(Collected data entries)

· · ·

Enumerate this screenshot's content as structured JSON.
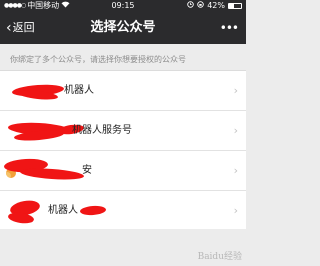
{
  "status_bar": {
    "carrier": "中国移动",
    "time": "09:15",
    "battery_text": "42%",
    "battery_level": 0.42
  },
  "nav": {
    "back_label": "返回",
    "title": "选择公众号",
    "more_label": "•••"
  },
  "hint": "你绑定了多个公众号，请选择你想要授权的公众号",
  "accounts": [
    {
      "label": "机器人"
    },
    {
      "label": "机器人服务号"
    },
    {
      "label": "安"
    },
    {
      "label": "机器人"
    }
  ],
  "watermark": "Baidu经验",
  "colors": {
    "header": "#2b2b2d",
    "background": "#ececec",
    "redaction": "#f01515",
    "chevron": "#c3c3c3"
  },
  "icons": {
    "back": "chevron-left-icon",
    "more": "more-dots-icon",
    "row": "chevron-right-icon",
    "wifi": "wifi-icon",
    "battery": "battery-icon"
  }
}
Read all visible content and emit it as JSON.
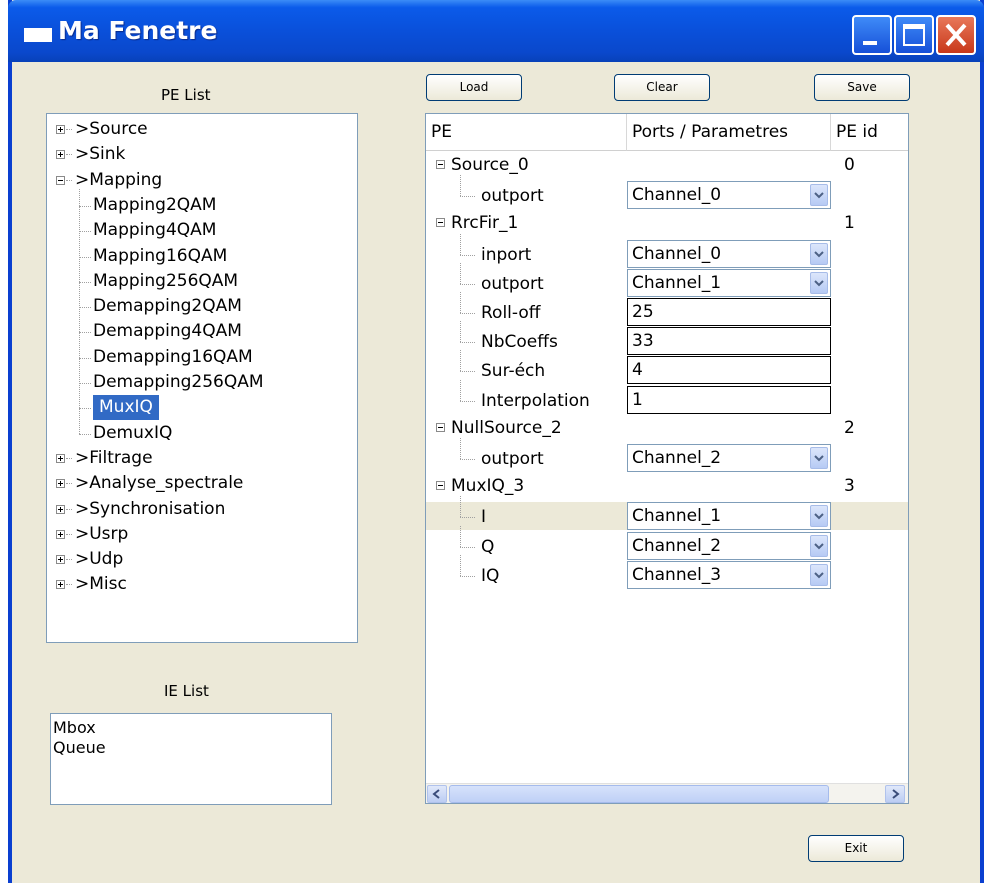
{
  "window": {
    "title": "Ma Fenetre"
  },
  "pe_list": {
    "label": "PE  List",
    "items": [
      {
        "label": ">Source",
        "expander": "plus"
      },
      {
        "label": ">Sink",
        "expander": "plus"
      },
      {
        "label": ">Mapping",
        "expander": "minus"
      },
      {
        "label": "Mapping2QAM"
      },
      {
        "label": "Mapping4QAM"
      },
      {
        "label": "Mapping16QAM"
      },
      {
        "label": "Mapping256QAM"
      },
      {
        "label": "Demapping2QAM"
      },
      {
        "label": "Demapping4QAM"
      },
      {
        "label": "Demapping16QAM"
      },
      {
        "label": "Demapping256QAM"
      },
      {
        "label": "MuxIQ",
        "selected": true
      },
      {
        "label": "DemuxIQ"
      },
      {
        "label": ">Filtrage",
        "expander": "plus"
      },
      {
        "label": ">Analyse_spectrale",
        "expander": "plus"
      },
      {
        "label": ">Synchronisation",
        "expander": "plus"
      },
      {
        "label": ">Usrp",
        "expander": "plus"
      },
      {
        "label": ">Udp",
        "expander": "plus"
      },
      {
        "label": ">Misc",
        "expander": "plus"
      }
    ]
  },
  "ie_list": {
    "label": "IE  List",
    "items": [
      "Mbox",
      "Queue"
    ]
  },
  "toolbar": {
    "load": "Load",
    "clear": "Clear",
    "save": "Save"
  },
  "exit_label": "Exit",
  "table": {
    "headers": {
      "pe": "PE",
      "ports": "Ports / Parametres",
      "id": "PE id"
    },
    "rows": [
      {
        "kind": "pe",
        "name": "Source_0",
        "id": "0"
      },
      {
        "kind": "combo",
        "name": "outport",
        "value": "Channel_0"
      },
      {
        "kind": "pe",
        "name": "RrcFir_1",
        "id": "1"
      },
      {
        "kind": "combo",
        "name": "inport",
        "value": "Channel_0"
      },
      {
        "kind": "combo",
        "name": "outport",
        "value": "Channel_1"
      },
      {
        "kind": "field",
        "name": "Roll-off",
        "value": "25"
      },
      {
        "kind": "field",
        "name": "NbCoeffs",
        "value": "33"
      },
      {
        "kind": "field",
        "name": "Sur-éch",
        "value": "4"
      },
      {
        "kind": "field",
        "name": "Interpolation",
        "value": "1"
      },
      {
        "kind": "pe",
        "name": "NullSource_2",
        "id": "2"
      },
      {
        "kind": "combo",
        "name": "outport",
        "value": "Channel_2"
      },
      {
        "kind": "pe",
        "name": "MuxIQ_3",
        "id": "3"
      },
      {
        "kind": "combo",
        "name": "I",
        "value": "Channel_1",
        "highlight": true
      },
      {
        "kind": "combo",
        "name": "Q",
        "value": "Channel_2"
      },
      {
        "kind": "combo",
        "name": "IQ",
        "value": "Channel_3"
      }
    ]
  }
}
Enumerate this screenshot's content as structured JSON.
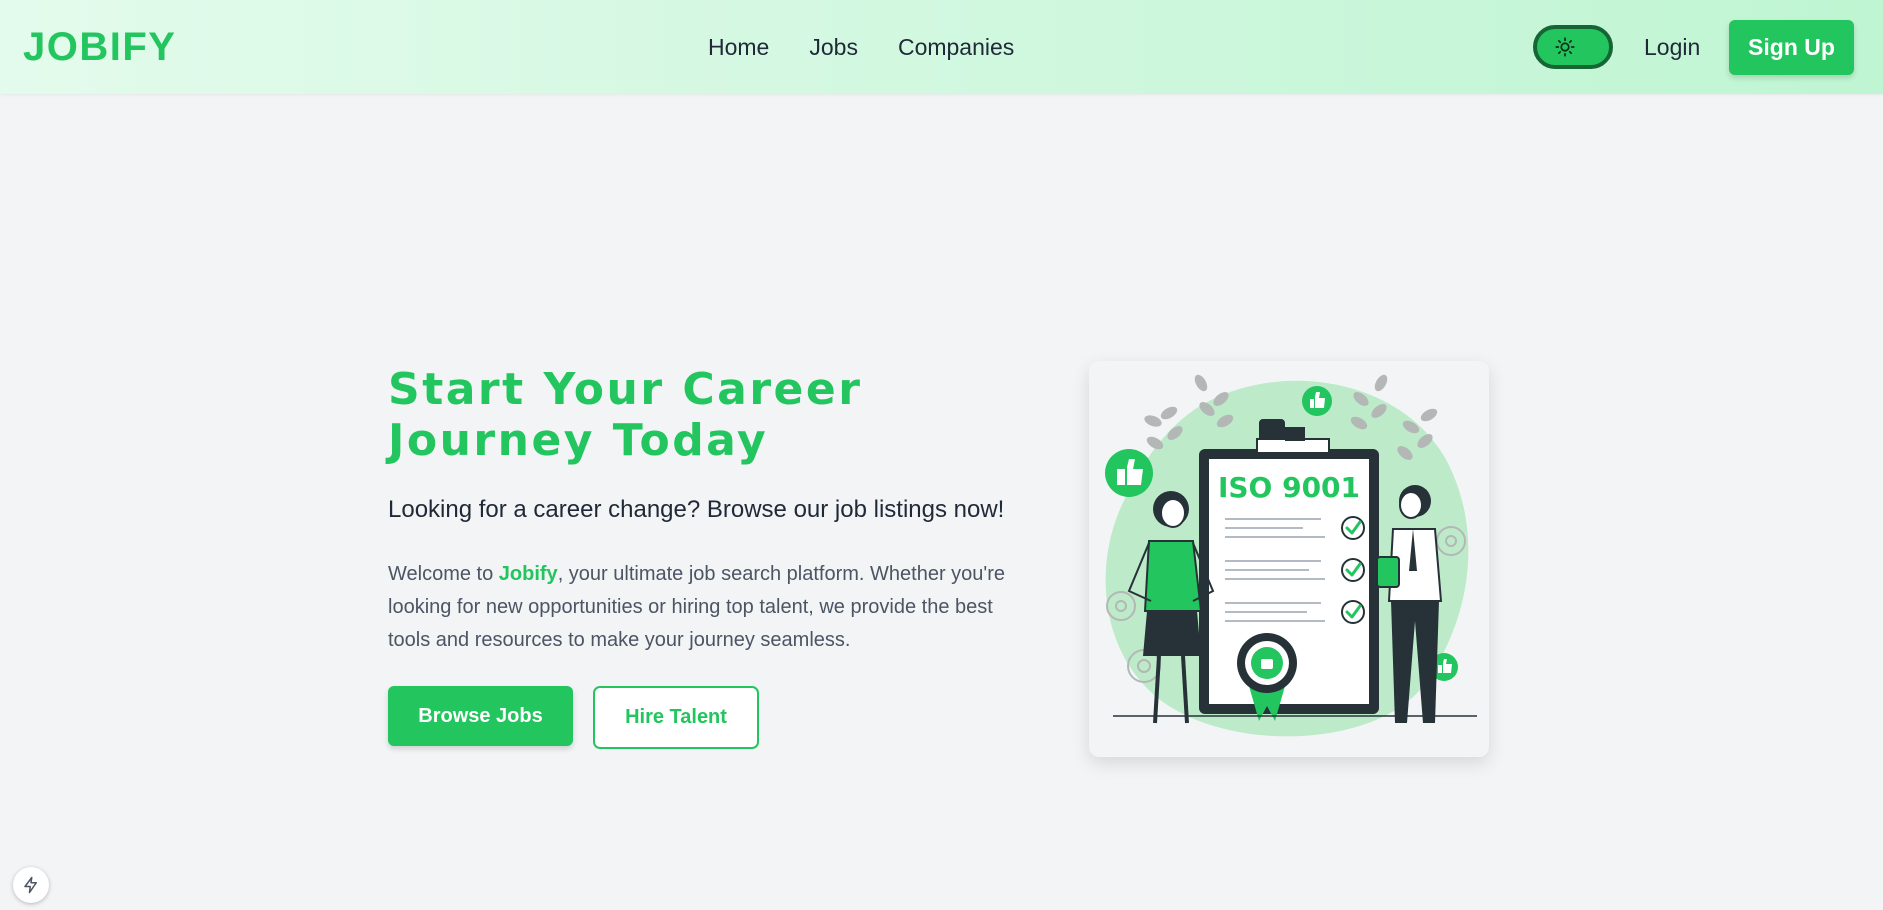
{
  "brand": {
    "logo_text": "JOBIFY",
    "accent_color": "#22c55e"
  },
  "nav": {
    "links": [
      {
        "label": "Home"
      },
      {
        "label": "Jobs"
      },
      {
        "label": "Companies"
      }
    ],
    "theme_toggle_icon": "sun-icon",
    "login_label": "Login",
    "signup_label": "Sign Up"
  },
  "hero": {
    "title_line1": "Start Your Career",
    "title_line2": "Journey Today",
    "subtitle": "Looking for a career change? Browse our job listings now!",
    "desc_prefix": "Welcome to ",
    "desc_brand": "Jobify",
    "desc_suffix": ", your ultimate job search platform. Whether you're looking for new opportunities or hiring top talent, we provide the best tools and resources to make your journey seamless.",
    "primary_button": "Browse Jobs",
    "secondary_button": "Hire Talent"
  },
  "illustration": {
    "clipboard_heading": "ISO 9001",
    "icons": [
      "thumbs-up-icon",
      "check-icon",
      "award-badge-icon",
      "gear-icon",
      "leaf-icon"
    ]
  },
  "dev_indicator": {
    "icon": "lightning-icon"
  }
}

· · ·

■ What to work on: Copy out the whole listing exactly, and don't carry over any pictures.

■ Exercise response:
Enumerate this screenshot's content as structured JSON.
{
  "status_bar": {
    "carrier": "中国移动",
    "time": "09:15",
    "battery_text": "42%",
    "battery_level": 0.42
  },
  "nav": {
    "back_label": "返回",
    "title": "选择公众号",
    "more_label": "•••"
  },
  "hint": "你绑定了多个公众号，请选择你想要授权的公众号",
  "accounts": [
    {
      "label": "机器人"
    },
    {
      "label": "机器人服务号"
    },
    {
      "label": "安"
    },
    {
      "label": "机器人"
    }
  ],
  "watermark": "Baidu经验",
  "colors": {
    "header": "#2b2b2d",
    "background": "#ececec",
    "redaction": "#f01515",
    "chevron": "#c3c3c3"
  },
  "icons": {
    "back": "chevron-left-icon",
    "more": "more-dots-icon",
    "row": "chevron-right-icon",
    "wifi": "wifi-icon",
    "battery": "battery-icon"
  }
}
Read all visible content and emit it as JSON.
{
  "window": {
    "title": "Ma Fenetre"
  },
  "pe_list": {
    "label": "PE  List",
    "items": [
      {
        "label": ">Source",
        "expander": "plus"
      },
      {
        "label": ">Sink",
        "expander": "plus"
      },
      {
        "label": ">Mapping",
        "expander": "minus"
      },
      {
        "label": "Mapping2QAM"
      },
      {
        "label": "Mapping4QAM"
      },
      {
        "label": "Mapping16QAM"
      },
      {
        "label": "Mapping256QAM"
      },
      {
        "label": "Demapping2QAM"
      },
      {
        "label": "Demapping4QAM"
      },
      {
        "label": "Demapping16QAM"
      },
      {
        "label": "Demapping256QAM"
      },
      {
        "label": "MuxIQ",
        "selected": true
      },
      {
        "label": "DemuxIQ"
      },
      {
        "label": ">Filtrage",
        "expander": "plus"
      },
      {
        "label": ">Analyse_spectrale",
        "expander": "plus"
      },
      {
        "label": ">Synchronisation",
        "expander": "plus"
      },
      {
        "label": ">Usrp",
        "expander": "plus"
      },
      {
        "label": ">Udp",
        "expander": "plus"
      },
      {
        "label": ">Misc",
        "expander": "plus"
      }
    ]
  },
  "ie_list": {
    "label": "IE  List",
    "items": [
      "Mbox",
      "Queue"
    ]
  },
  "toolbar": {
    "load": "Load",
    "clear": "Clear",
    "save": "Save"
  },
  "exit_label": "Exit",
  "table": {
    "headers": {
      "pe": "PE",
      "ports": "Ports / Parametres",
      "id": "PE id"
    },
    "rows": [
      {
        "kind": "pe",
        "name": "Source_0",
        "id": "0"
      },
      {
        "kind": "combo",
        "name": "outport",
        "value": "Channel_0"
      },
      {
        "kind": "pe",
        "name": "RrcFir_1",
        "id": "1"
      },
      {
        "kind": "combo",
        "name": "inport",
        "value": "Channel_0"
      },
      {
        "kind": "combo",
        "name": "outport",
        "value": "Channel_1"
      },
      {
        "kind": "field",
        "name": "Roll-off",
        "value": "25"
      },
      {
        "kind": "field",
        "name": "NbCoeffs",
        "value": "33"
      },
      {
        "kind": "field",
        "name": "Sur-éch",
        "value": "4"
      },
      {
        "kind": "field",
        "name": "Interpolation",
        "value": "1"
      },
      {
        "kind": "pe",
        "name": "NullSource_2",
        "id": "2"
      },
      {
        "kind": "combo",
        "name": "outport",
        "value": "Channel_2"
      },
      {
        "kind": "pe",
        "name": "MuxIQ_3",
        "id": "3"
      },
      {
        "kind": "combo",
        "name": "I",
        "value": "Channel_1",
        "highlight": true
      },
      {
        "kind": "combo",
        "name": "Q",
        "value": "Channel_2"
      },
      {
        "kind": "combo",
        "name": "IQ",
        "value": "Channel_3"
      }
    ]
  }
}
Enumerate this screenshot's content as structured JSON.
{
  "brand": {
    "logo_text": "JOBIFY",
    "accent_color": "#22c55e"
  },
  "nav": {
    "links": [
      {
        "label": "Home"
      },
      {
        "label": "Jobs"
      },
      {
        "label": "Companies"
      }
    ],
    "theme_toggle_icon": "sun-icon",
    "login_label": "Login",
    "signup_label": "Sign Up"
  },
  "hero": {
    "title_line1": "Start Your Career",
    "title_line2": "Journey Today",
    "subtitle": "Looking for a career change? Browse our job listings now!",
    "desc_prefix": "Welcome to ",
    "desc_brand": "Jobify",
    "desc_suffix": ", your ultimate job search platform. Whether you're looking for new opportunities or hiring top talent, we provide the best tools and resources to make your journey seamless.",
    "primary_button": "Browse Jobs",
    "secondary_button": "Hire Talent"
  },
  "illustration": {
    "clipboard_heading": "ISO 9001",
    "icons": [
      "thumbs-up-icon",
      "check-icon",
      "award-badge-icon",
      "gear-icon",
      "leaf-icon"
    ]
  },
  "dev_indicator": {
    "icon": "lightning-icon"
  }
}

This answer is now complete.